Listed below are entries; give the number of lines among them that include "Número", and only that number.

[Start Data for the task]

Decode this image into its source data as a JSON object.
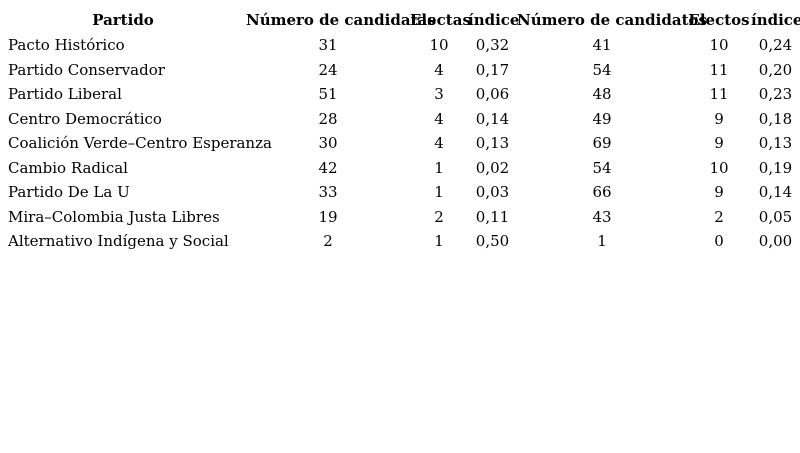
{
  "chart_data": {
    "type": "table",
    "title": "",
    "columns": [
      "Partido",
      "Número de candidatas",
      "Electas",
      "índice",
      "Número de candidatos",
      "Electos",
      "índice"
    ],
    "rows": [
      [
        "Pacto Histórico",
        "31",
        "10",
        "0,32",
        "41",
        "10",
        "0,24"
      ],
      [
        "Partido Conservador",
        "24",
        "4",
        "0,17",
        "54",
        "11",
        "0,20"
      ],
      [
        "Partido Liberal",
        "51",
        "3",
        "0,06",
        "48",
        "11",
        "0,23"
      ],
      [
        "Centro Democrático",
        "28",
        "4",
        "0,14",
        "49",
        "9",
        "0,18"
      ],
      [
        "Coalición Verde–Centro Esperanza",
        "30",
        "4",
        "0,13",
        "69",
        "9",
        "0,13"
      ],
      [
        "Cambio Radical",
        "42",
        "1",
        "0,02",
        "54",
        "10",
        "0,19"
      ],
      [
        "Partido De La U",
        "33",
        "1",
        "0,03",
        "66",
        "9",
        "0,14"
      ],
      [
        "Mira–Colombia Justa Libres",
        "19",
        "2",
        "0,11",
        "43",
        "2",
        "0,05"
      ],
      [
        "Alternativo Indígena y Social",
        "2",
        "1",
        "0,50",
        "1",
        "0",
        "0,00"
      ]
    ],
    "colors": {
      "text": "#000000",
      "background": "#ffffff"
    },
    "layout_hints": {
      "borders": "none",
      "header_bold": true,
      "first_column_align": "left",
      "value_columns_align": "center"
    }
  }
}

[End Data for the task]

**Complete output**. 2